A run of records:
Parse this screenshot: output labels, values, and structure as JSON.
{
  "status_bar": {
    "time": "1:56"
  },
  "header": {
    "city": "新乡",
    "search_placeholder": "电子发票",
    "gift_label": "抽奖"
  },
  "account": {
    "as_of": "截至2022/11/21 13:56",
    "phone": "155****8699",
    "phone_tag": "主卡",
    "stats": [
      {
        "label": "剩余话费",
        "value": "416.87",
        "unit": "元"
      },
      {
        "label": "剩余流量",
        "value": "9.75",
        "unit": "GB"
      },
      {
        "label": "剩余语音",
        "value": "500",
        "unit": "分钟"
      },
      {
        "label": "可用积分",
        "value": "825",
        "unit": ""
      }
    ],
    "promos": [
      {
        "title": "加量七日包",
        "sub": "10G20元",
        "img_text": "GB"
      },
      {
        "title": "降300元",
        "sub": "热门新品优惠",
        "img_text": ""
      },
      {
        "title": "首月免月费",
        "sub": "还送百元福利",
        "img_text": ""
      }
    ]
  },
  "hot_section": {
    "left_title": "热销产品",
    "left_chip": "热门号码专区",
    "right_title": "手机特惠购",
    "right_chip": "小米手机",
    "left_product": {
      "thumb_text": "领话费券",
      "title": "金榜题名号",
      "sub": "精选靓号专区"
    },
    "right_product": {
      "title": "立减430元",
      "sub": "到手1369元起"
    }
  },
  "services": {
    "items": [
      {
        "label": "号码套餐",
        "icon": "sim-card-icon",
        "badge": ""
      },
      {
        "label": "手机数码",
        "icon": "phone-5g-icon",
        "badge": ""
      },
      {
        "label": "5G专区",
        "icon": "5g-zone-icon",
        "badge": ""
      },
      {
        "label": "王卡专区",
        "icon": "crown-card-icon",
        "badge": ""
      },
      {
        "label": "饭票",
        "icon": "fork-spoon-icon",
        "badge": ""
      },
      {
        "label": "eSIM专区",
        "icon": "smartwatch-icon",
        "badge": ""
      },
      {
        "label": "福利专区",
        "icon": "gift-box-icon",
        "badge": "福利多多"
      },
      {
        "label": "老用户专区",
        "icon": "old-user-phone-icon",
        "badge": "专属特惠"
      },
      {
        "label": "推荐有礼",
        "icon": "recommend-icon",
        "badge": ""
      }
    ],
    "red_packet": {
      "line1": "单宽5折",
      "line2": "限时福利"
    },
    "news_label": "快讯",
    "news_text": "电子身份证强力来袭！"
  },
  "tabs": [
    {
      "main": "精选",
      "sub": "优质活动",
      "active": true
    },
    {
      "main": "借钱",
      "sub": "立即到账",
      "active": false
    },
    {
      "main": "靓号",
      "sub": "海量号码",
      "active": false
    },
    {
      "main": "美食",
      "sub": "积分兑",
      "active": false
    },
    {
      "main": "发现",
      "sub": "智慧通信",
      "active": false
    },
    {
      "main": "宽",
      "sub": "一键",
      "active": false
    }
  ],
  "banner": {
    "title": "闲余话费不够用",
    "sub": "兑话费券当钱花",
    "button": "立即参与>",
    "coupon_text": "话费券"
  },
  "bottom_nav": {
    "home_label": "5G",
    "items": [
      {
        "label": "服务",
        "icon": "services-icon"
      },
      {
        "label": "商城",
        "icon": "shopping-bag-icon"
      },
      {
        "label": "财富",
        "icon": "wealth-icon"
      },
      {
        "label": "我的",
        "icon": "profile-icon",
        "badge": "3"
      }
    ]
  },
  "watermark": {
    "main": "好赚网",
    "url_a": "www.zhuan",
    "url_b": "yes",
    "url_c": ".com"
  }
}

Challenge:
Copy all of the data. Keep every word exactly as it is.

Correct output:
Parse this screenshot: output labels, values, and structure as JSON.
{
  "status_bar": {
    "time": "1:56"
  },
  "header": {
    "city": "新乡",
    "search_placeholder": "电子发票",
    "gift_label": "抽奖"
  },
  "account": {
    "as_of": "截至2022/11/21 13:56",
    "phone": "155****8699",
    "phone_tag": "主卡",
    "stats": [
      {
        "label": "剩余话费",
        "value": "416.87",
        "unit": "元"
      },
      {
        "label": "剩余流量",
        "value": "9.75",
        "unit": "GB"
      },
      {
        "label": "剩余语音",
        "value": "500",
        "unit": "分钟"
      },
      {
        "label": "可用积分",
        "value": "825",
        "unit": ""
      }
    ],
    "promos": [
      {
        "title": "加量七日包",
        "sub": "10G20元",
        "img_text": "GB"
      },
      {
        "title": "降300元",
        "sub": "热门新品优惠",
        "img_text": ""
      },
      {
        "title": "首月免月费",
        "sub": "还送百元福利",
        "img_text": ""
      }
    ]
  },
  "hot_section": {
    "left_title": "热销产品",
    "left_chip": "热门号码专区",
    "right_title": "手机特惠购",
    "right_chip": "小米手机",
    "left_product": {
      "thumb_text": "领话费券",
      "title": "金榜题名号",
      "sub": "精选靓号专区"
    },
    "right_product": {
      "title": "立减430元",
      "sub": "到手1369元起"
    }
  },
  "services": {
    "items": [
      {
        "label": "号码套餐",
        "icon": "sim-card-icon",
        "badge": ""
      },
      {
        "label": "手机数码",
        "icon": "phone-5g-icon",
        "badge": ""
      },
      {
        "label": "5G专区",
        "icon": "5g-zone-icon",
        "badge": ""
      },
      {
        "label": "王卡专区",
        "icon": "crown-card-icon",
        "badge": ""
      },
      {
        "label": "饭票",
        "icon": "fork-spoon-icon",
        "badge": ""
      },
      {
        "label": "eSIM专区",
        "icon": "smartwatch-icon",
        "badge": ""
      },
      {
        "label": "福利专区",
        "icon": "gift-box-icon",
        "badge": "福利多多"
      },
      {
        "label": "老用户专区",
        "icon": "old-user-phone-icon",
        "badge": "专属特惠"
      },
      {
        "label": "推荐有礼",
        "icon": "recommend-icon",
        "badge": ""
      }
    ],
    "red_packet": {
      "line1": "单宽5折",
      "line2": "限时福利"
    },
    "news_label": "快讯",
    "news_text": "电子身份证强力来袭！"
  },
  "tabs": [
    {
      "main": "精选",
      "sub": "优质活动",
      "active": true
    },
    {
      "main": "借钱",
      "sub": "立即到账",
      "active": false
    },
    {
      "main": "靓号",
      "sub": "海量号码",
      "active": false
    },
    {
      "main": "美食",
      "sub": "积分兑",
      "active": false
    },
    {
      "main": "发现",
      "sub": "智慧通信",
      "active": false
    },
    {
      "main": "宽",
      "sub": "一键",
      "active": false
    }
  ],
  "banner": {
    "title": "闲余话费不够用",
    "sub": "兑话费券当钱花",
    "button": "立即参与>",
    "coupon_text": "话费券"
  },
  "bottom_nav": {
    "home_label": "5G",
    "items": [
      {
        "label": "服务",
        "icon": "services-icon"
      },
      {
        "label": "商城",
        "icon": "shopping-bag-icon"
      },
      {
        "label": "财富",
        "icon": "wealth-icon"
      },
      {
        "label": "我的",
        "icon": "profile-icon",
        "badge": "3"
      }
    ]
  },
  "watermark": {
    "main": "好赚网",
    "url_a": "www.zhuan",
    "url_b": "yes",
    "url_c": ".com"
  }
}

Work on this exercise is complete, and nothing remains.